::: Records provided :::

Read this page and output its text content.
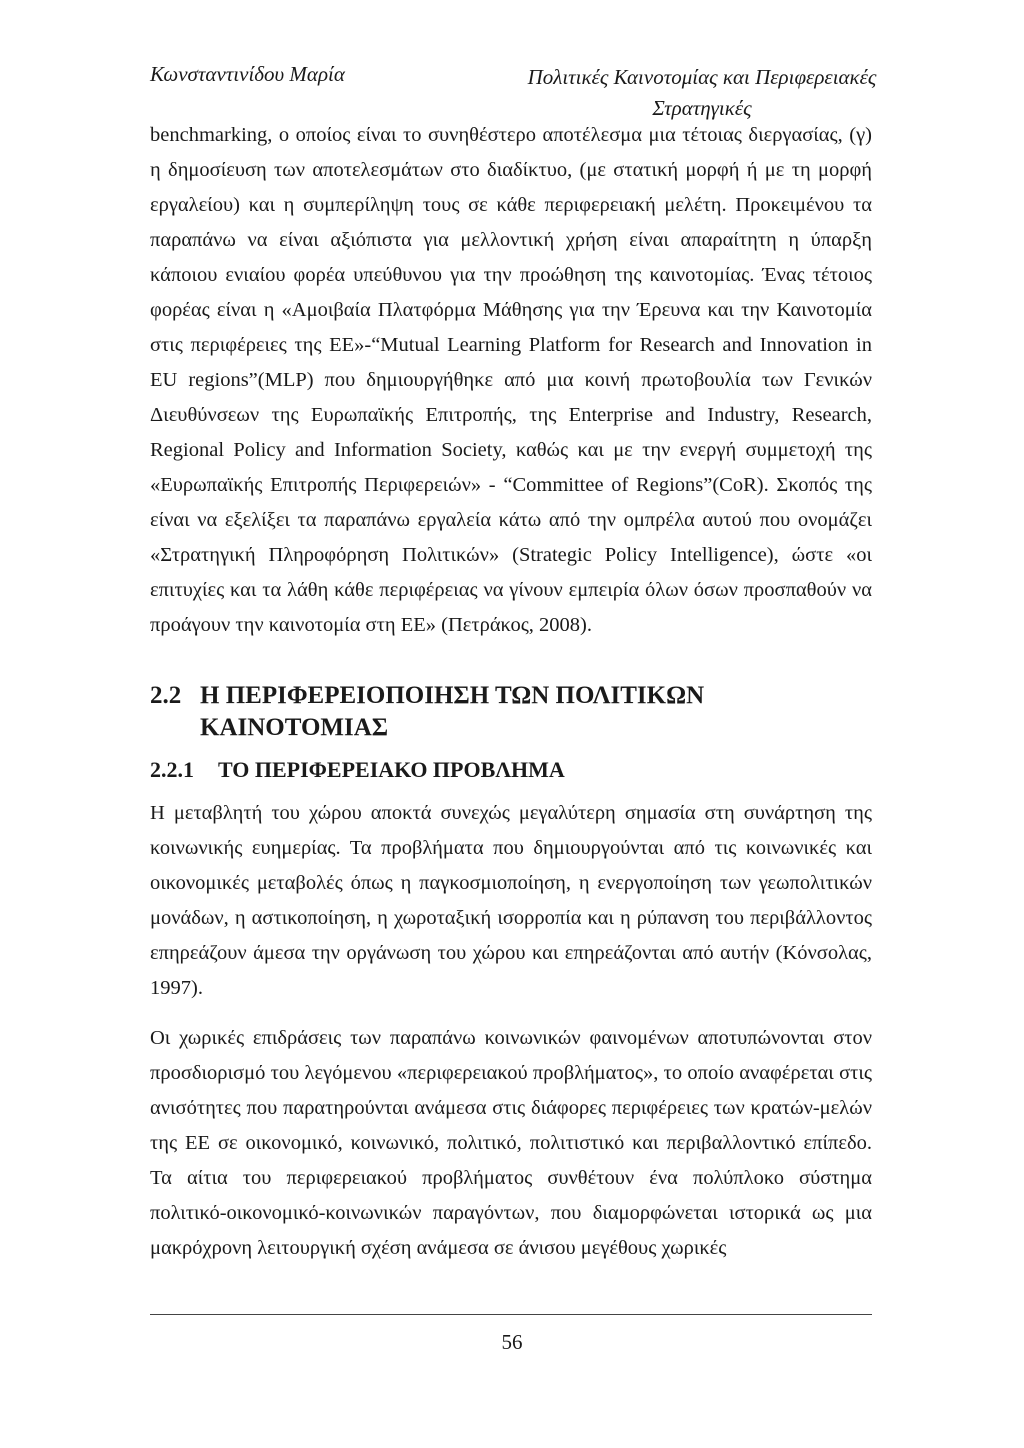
Κωνσταντινίδου Μαρία	Πολιτικές Καινοτομίας και Περιφερειακές Στρατηγικές

benchmarking, ο οποίος είναι το συνηθέστερο αποτέλεσμα μια τέτοιας διεργασίας, (γ) η δημοσίευση των αποτελεσμάτων στο διαδίκτυο, (με στατική μορφή ή με τη μορφή εργαλείου) και η συμπερίληψη τους σε κάθε περιφερειακή μελέτη. Προκειμένου τα παραπάνω να είναι αξιόπιστα για μελλοντική χρήση είναι απαραίτητη η ύπαρξη κάποιου ενιαίου φορέα υπεύθυνου για την προώθηση της καινοτομίας. Ένας τέτοιος φορέας είναι η «Αμοιβαία Πλατφόρμα Μάθησης για την Έρευνα και την Καινοτομία στις περιφέρειες της ΕΕ»-“Mutual Learning Platform for Research and Innovation in EU regions”(MLP) που δημιουργήθηκε από μια κοινή πρωτοβουλία των Γενικών Διευθύνσεων της Ευρωπαϊκής Επιτροπής, της Enterprise and Industry, Research, Regional Policy and Information Society, καθώς και με την ενεργή συμμετοχή της «Ευρωπαϊκής Επιτροπής Περιφερειών» - “Committee of Regions”(CoR). Σκοπός της είναι να εξελίξει τα παραπάνω εργαλεία κάτω από την ομπρέλα αυτού που ονομάζει «Στρατηγική Πληροφόρηση Πολιτικών» (Strategic Policy Intelligence), ώστε «οι επιτυχίες και τα λάθη κάθε περιφέρειας να γίνουν εμπειρία όλων όσων προσπαθούν να προάγουν την καινοτομία στη ΕΕ» (Πετράκος, 2008).

2.2 Η ΠΕΡΙΦΕΡΕΙΟΠΟΙΗΣΗ ΤΩΝ ΠΟΛΙΤΙΚΩΝ
ΚΑΙΝΟΤΟΜΙΑΣ
2.2.1 ΤΟ ΠΕΡΙΦΕΡΕΙΑΚΟ ΠΡΟΒΛΗΜΑ

Η μεταβλητή του χώρου αποκτά συνεχώς μεγαλύτερη σημασία στη συνάρτηση της κοινωνικής ευημερίας. Τα προβλήματα που δημιουργούνται από τις κοινωνικές και οικονομικές μεταβολές όπως η παγκοσμιοποίηση, η ενεργοποίηση των γεωπολιτικών μονάδων, η αστικοποίηση, η χωροταξική ισορροπία και η ρύπανση του περιβάλλοντος επηρεάζουν άμεσα την οργάνωση του χώρου και επηρεάζονται από αυτήν (Κόνσολας, 1997).

Οι χωρικές επιδράσεις των παραπάνω κοινωνικών φαινομένων αποτυπώνονται στον προσδιορισμό του λεγόμενου «περιφερειακού προβλήματος», το οποίο αναφέρεται στις ανισότητες που παρατηρούνται ανάμεσα στις διάφορες περιφέρειες των κρατών-μελών της ΕΕ σε οικονομικό, κοινωνικό, πολιτικό, πολιτιστικό και περιβαλλοντικό επίπεδο. Τα αίτια του περιφερειακού προβλήματος συνθέτουν ένα πολύπλοκο σύστημα πολιτικό-οικονομικό-κοινωνικών παραγόντων, που διαμορφώνεται ιστορικά ως μια μακρόχρονη λειτουργική σχέση ανάμεσα σε άνισου μεγέθους χωρικές

56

:::

Aim: Transcribe all entries above exactly. Drop the pictures.

Exercise result:
Read this page and output its text content.
Κωνσταντινίδου Μαρία	Πολιτικές Καινοτομίας και Περιφερειακές Στρατηγικές

benchmarking, ο οποίος είναι το συνηθέστερο αποτέλεσμα μια τέτοιας διεργασίας, (γ) η δημοσίευση των αποτελεσμάτων στο διαδίκτυο, (με στατική μορφή ή με τη μορφή εργαλείου) και η συμπερίληψη τους σε κάθε περιφερειακή μελέτη. Προκειμένου τα παραπάνω να είναι αξιόπιστα για μελλοντική χρήση είναι απαραίτητη η ύπαρξη κάποιου ενιαίου φορέα υπεύθυνου για την προώθηση της καινοτομίας. Ένας τέτοιος φορέας είναι η «Αμοιβαία Πλατφόρμα Μάθησης για την Έρευνα και την Καινοτομία στις περιφέρειες της ΕΕ»-“Mutual Learning Platform for Research and Innovation in EU regions”(MLP) που δημιουργήθηκε από μια κοινή πρωτοβουλία των Γενικών Διευθύνσεων της Ευρωπαϊκής Επιτροπής, της Enterprise and Industry, Research, Regional Policy and Information Society, καθώς και με την ενεργή συμμετοχή της «Ευρωπαϊκής Επιτροπής Περιφερειών» - “Committee of Regions”(CoR). Σκοπός της είναι να εξελίξει τα παραπάνω εργαλεία κάτω από την ομπρέλα αυτού που ονομάζει «Στρατηγική Πληροφόρηση Πολιτικών» (Strategic Policy Intelligence), ώστε «οι επιτυχίες και τα λάθη κάθε περιφέρειας να γίνουν εμπειρία όλων όσων προσπαθούν να προάγουν την καινοτομία στη ΕΕ» (Πετράκος, 2008).

2.2 Η ΠΕΡΙΦΕΡΕΙΟΠΟΙΗΣΗ ΤΩΝ ΠΟΛΙΤΙΚΩΝ
ΚΑΙΝΟΤΟΜΙΑΣ
2.2.1 ΤΟ ΠΕΡΙΦΕΡΕΙΑΚΟ ΠΡΟΒΛΗΜΑ

Η μεταβλητή του χώρου αποκτά συνεχώς μεγαλύτερη σημασία στη συνάρτηση της κοινωνικής ευημερίας. Τα προβλήματα που δημιουργούνται από τις κοινωνικές και οικονομικές μεταβολές όπως η παγκοσμιοποίηση, η ενεργοποίηση των γεωπολιτικών μονάδων, η αστικοποίηση, η χωροταξική ισορροπία και η ρύπανση του περιβάλλοντος επηρεάζουν άμεσα την οργάνωση του χώρου και επηρεάζονται από αυτήν (Κόνσολας, 1997).

Οι χωρικές επιδράσεις των παραπάνω κοινωνικών φαινομένων αποτυπώνονται στον προσδιορισμό του λεγόμενου «περιφερειακού προβλήματος», το οποίο αναφέρεται στις ανισότητες που παρατηρούνται ανάμεσα στις διάφορες περιφέρειες των κρατών-μελών της ΕΕ σε οικονομικό, κοινωνικό, πολιτικό, πολιτιστικό και περιβαλλοντικό επίπεδο. Τα αίτια του περιφερειακού προβλήματος συνθέτουν ένα πολύπλοκο σύστημα πολιτικό-οικονομικό-κοινωνικών παραγόντων, που διαμορφώνεται ιστορικά ως μια μακρόχρονη λειτουργική σχέση ανάμεσα σε άνισου μεγέθους χωρικές

56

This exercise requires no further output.